» Your instructions
Each line that holds the word "图象关于原点对称" should be returned.

(Recorded data)
********************

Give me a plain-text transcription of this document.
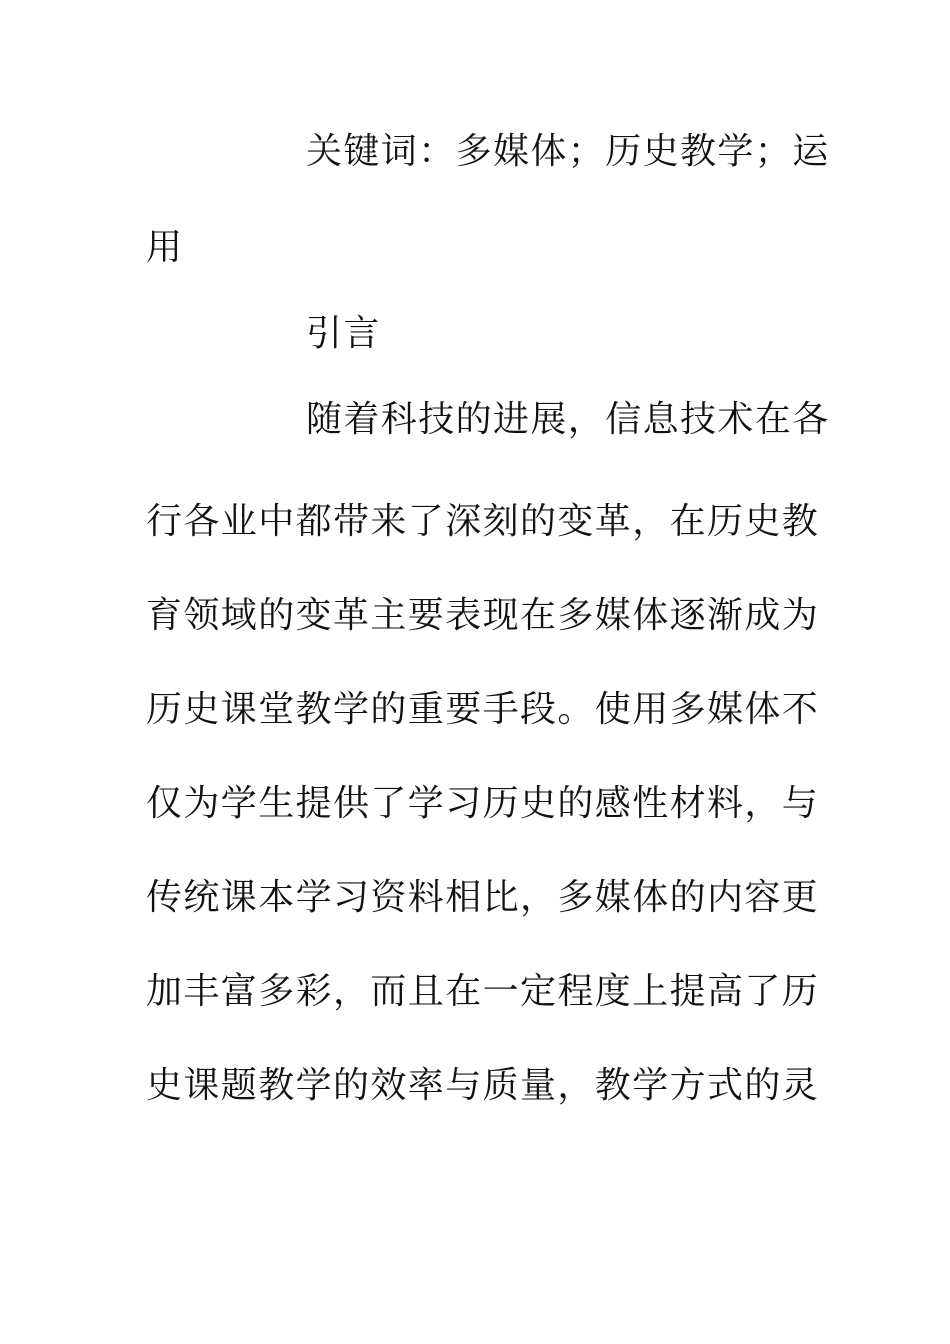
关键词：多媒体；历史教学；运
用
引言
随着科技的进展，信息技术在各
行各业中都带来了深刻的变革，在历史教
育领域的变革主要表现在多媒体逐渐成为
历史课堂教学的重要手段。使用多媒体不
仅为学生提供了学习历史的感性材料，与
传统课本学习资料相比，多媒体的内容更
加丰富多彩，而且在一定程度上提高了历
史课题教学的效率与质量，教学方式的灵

********************

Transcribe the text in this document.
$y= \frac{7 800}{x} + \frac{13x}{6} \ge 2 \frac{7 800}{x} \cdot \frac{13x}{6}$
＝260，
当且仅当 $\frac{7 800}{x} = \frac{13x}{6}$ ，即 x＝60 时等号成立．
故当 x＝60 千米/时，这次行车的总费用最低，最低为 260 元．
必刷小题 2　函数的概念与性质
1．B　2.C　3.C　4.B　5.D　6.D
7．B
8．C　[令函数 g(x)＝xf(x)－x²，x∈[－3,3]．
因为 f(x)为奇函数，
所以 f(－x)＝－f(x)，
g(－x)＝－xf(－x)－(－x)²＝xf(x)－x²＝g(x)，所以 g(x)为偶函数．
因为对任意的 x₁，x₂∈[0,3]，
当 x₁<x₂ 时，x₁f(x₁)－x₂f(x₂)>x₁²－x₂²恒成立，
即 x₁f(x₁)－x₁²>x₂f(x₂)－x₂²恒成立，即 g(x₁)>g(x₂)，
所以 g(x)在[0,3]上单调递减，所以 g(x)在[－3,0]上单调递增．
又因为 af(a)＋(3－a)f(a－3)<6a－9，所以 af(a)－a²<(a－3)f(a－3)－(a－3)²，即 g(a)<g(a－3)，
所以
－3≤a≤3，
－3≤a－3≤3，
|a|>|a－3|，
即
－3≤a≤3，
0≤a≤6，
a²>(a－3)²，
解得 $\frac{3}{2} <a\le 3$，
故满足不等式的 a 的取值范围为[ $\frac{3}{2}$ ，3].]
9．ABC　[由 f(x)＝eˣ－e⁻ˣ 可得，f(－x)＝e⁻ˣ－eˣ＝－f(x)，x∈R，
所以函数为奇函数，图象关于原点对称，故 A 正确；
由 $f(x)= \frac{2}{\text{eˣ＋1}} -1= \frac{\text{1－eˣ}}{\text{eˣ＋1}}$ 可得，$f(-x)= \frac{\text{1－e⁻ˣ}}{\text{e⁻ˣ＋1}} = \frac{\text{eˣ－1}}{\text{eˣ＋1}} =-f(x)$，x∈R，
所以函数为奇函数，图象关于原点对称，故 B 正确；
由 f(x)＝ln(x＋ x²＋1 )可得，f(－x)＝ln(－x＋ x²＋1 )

********************

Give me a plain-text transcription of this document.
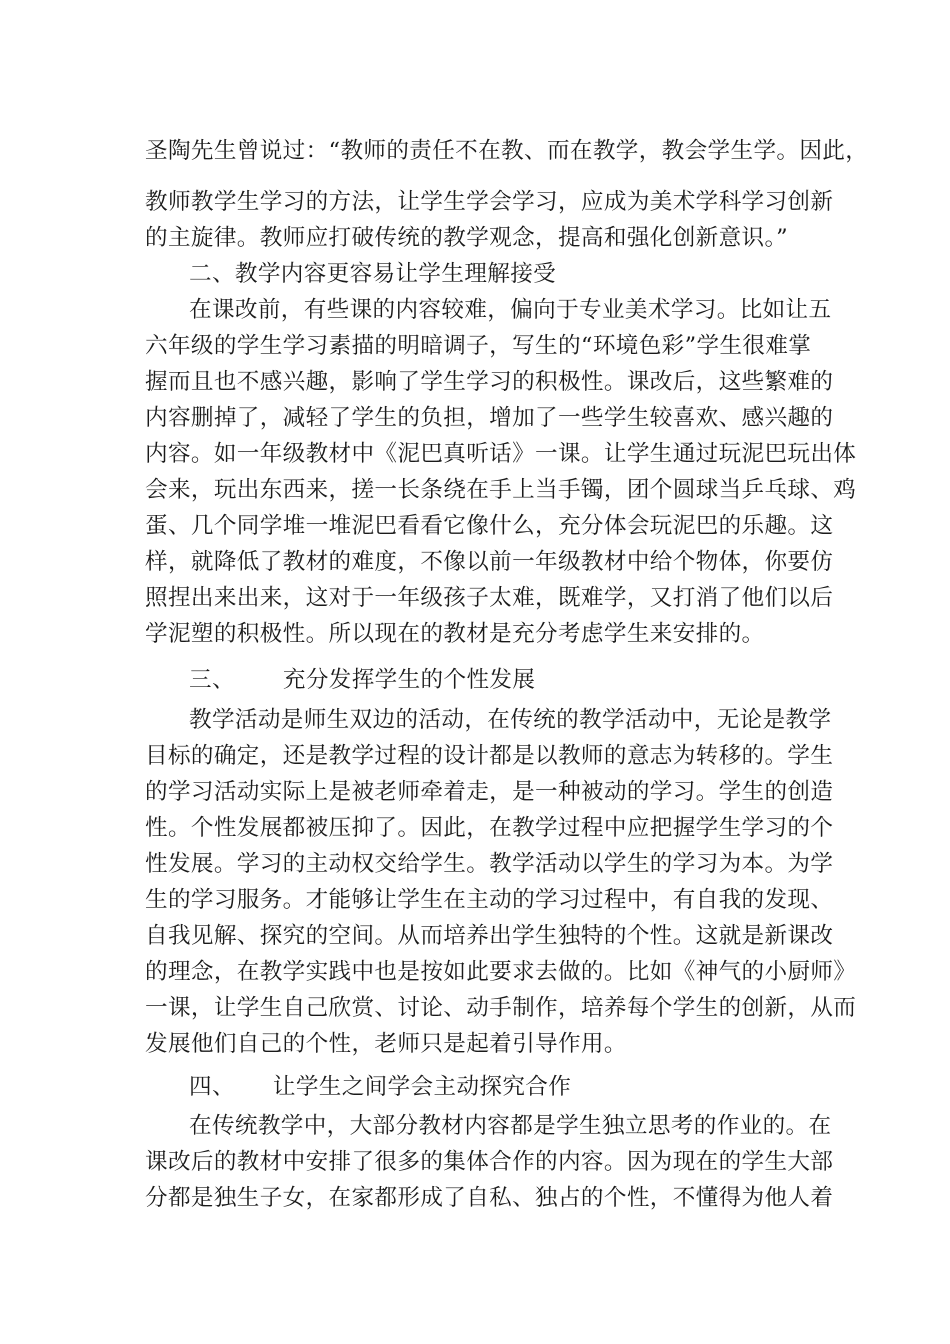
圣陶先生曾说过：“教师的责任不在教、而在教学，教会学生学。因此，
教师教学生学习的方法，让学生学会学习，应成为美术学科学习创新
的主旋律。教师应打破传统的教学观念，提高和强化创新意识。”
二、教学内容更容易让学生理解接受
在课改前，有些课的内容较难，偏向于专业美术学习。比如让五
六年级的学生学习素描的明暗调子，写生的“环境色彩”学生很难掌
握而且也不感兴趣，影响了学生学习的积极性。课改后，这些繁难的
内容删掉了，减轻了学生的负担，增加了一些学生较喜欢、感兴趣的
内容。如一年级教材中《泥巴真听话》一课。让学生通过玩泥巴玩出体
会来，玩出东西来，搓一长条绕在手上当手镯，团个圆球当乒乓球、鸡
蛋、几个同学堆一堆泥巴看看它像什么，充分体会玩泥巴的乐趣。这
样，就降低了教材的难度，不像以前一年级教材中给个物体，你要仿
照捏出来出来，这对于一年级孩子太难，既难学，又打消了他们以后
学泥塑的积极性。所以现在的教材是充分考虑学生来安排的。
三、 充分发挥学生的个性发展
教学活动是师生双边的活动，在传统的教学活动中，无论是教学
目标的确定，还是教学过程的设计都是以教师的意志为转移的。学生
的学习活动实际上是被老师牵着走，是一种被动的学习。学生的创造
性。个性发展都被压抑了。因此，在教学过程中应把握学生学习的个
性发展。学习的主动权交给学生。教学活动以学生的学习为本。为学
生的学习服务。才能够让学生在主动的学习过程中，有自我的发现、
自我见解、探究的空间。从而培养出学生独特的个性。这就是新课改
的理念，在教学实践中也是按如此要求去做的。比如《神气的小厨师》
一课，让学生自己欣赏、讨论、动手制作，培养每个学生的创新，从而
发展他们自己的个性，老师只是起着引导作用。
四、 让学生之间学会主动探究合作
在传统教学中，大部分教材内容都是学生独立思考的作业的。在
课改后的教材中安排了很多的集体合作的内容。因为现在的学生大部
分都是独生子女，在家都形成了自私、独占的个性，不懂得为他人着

********************

» Answer for the task
所以函数为奇函数，图象关于原点对称，故 A 正确；
所以函数为奇函数，图象关于原点对称，故 B 正确；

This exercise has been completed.